* Begin MATERIAL TO PROCESS *

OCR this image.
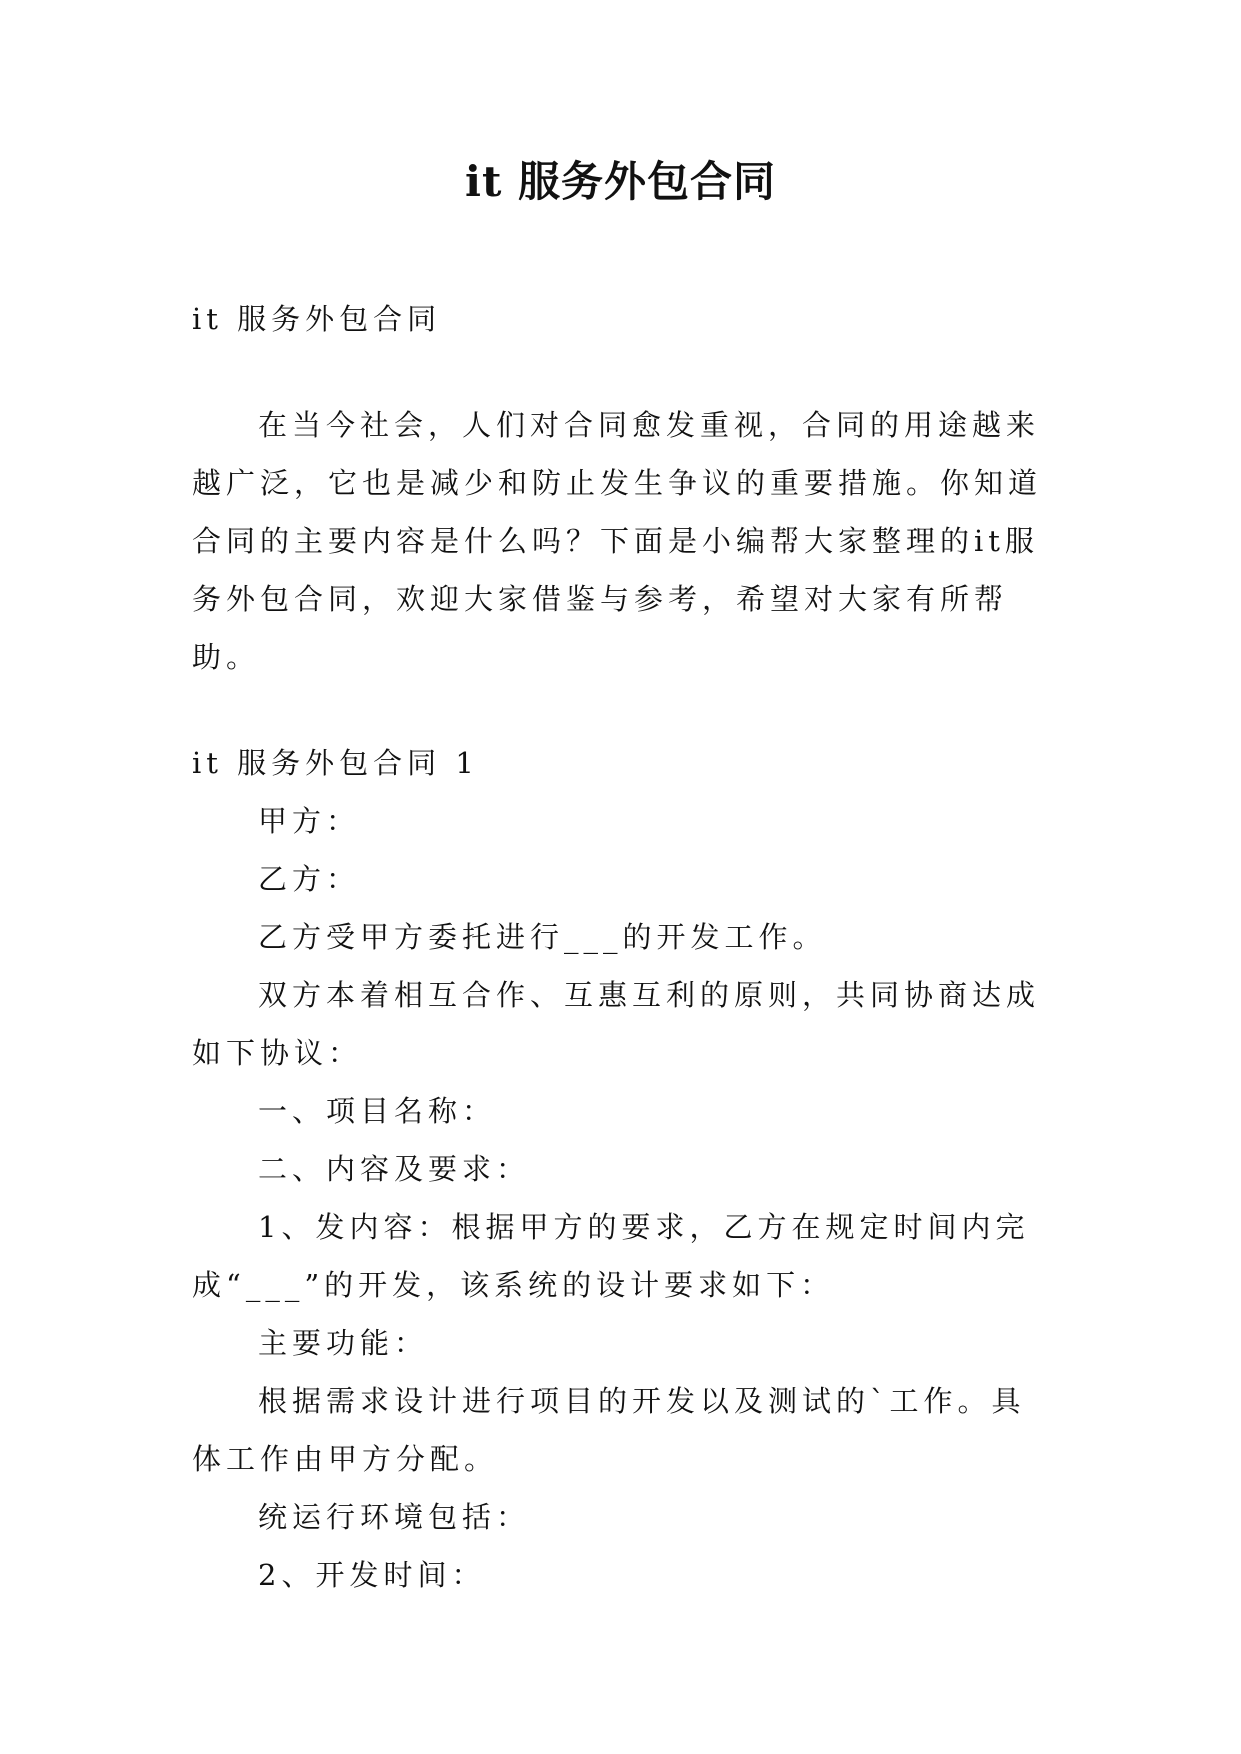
it 服务外包合同

it 服务外包合同

在当今社会，人们对合同愈发重视，合同的用途越来越广泛，它也是减少和防止发生争议的重要措施。你知道合同的主要内容是什么吗？下面是小编帮大家整理的it服务外包合同，欢迎大家借鉴与参考，希望对大家有所帮助。

it 服务外包合同 1

甲方：

乙方：

乙方受甲方委托进行___的开发工作。

双方本着相互合作、互惠互利的原则，共同协商达成如下协议：

一、项目名称：

二、内容及要求：

1、发内容：根据甲方的要求，乙方在规定时间内完成“___”的开发，该系统的设计要求如下：

主要功能：

根据需求设计进行项目的开发以及测试的`工作。具体工作由甲方分配。

统运行环境包括：

2、开发时间：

* End MATERIAL TO PROCESS *

**REQUEST:** Reproduce the listing word for word and omit its pictures.

**EXPECTED OUTPUT:**
OCR this image.
it 服务外包合同

it 服务外包合同

在当今社会，人们对合同愈发重视，合同的用途越来越广泛，它也是减少和防止发生争议的重要措施。你知道合同的主要内容是什么吗？下面是小编帮大家整理的it服务外包合同，欢迎大家借鉴与参考，希望对大家有所帮助。

it 服务外包合同 1

甲方：

乙方：

乙方受甲方委托进行___的开发工作。

双方本着相互合作、互惠互利的原则，共同协商达成如下协议：

一、项目名称：

二、内容及要求：

1、发内容：根据甲方的要求，乙方在规定时间内完成“___”的开发，该系统的设计要求如下：

主要功能：

根据需求设计进行项目的开发以及测试的`工作。具体工作由甲方分配。

统运行环境包括：

2、开发时间：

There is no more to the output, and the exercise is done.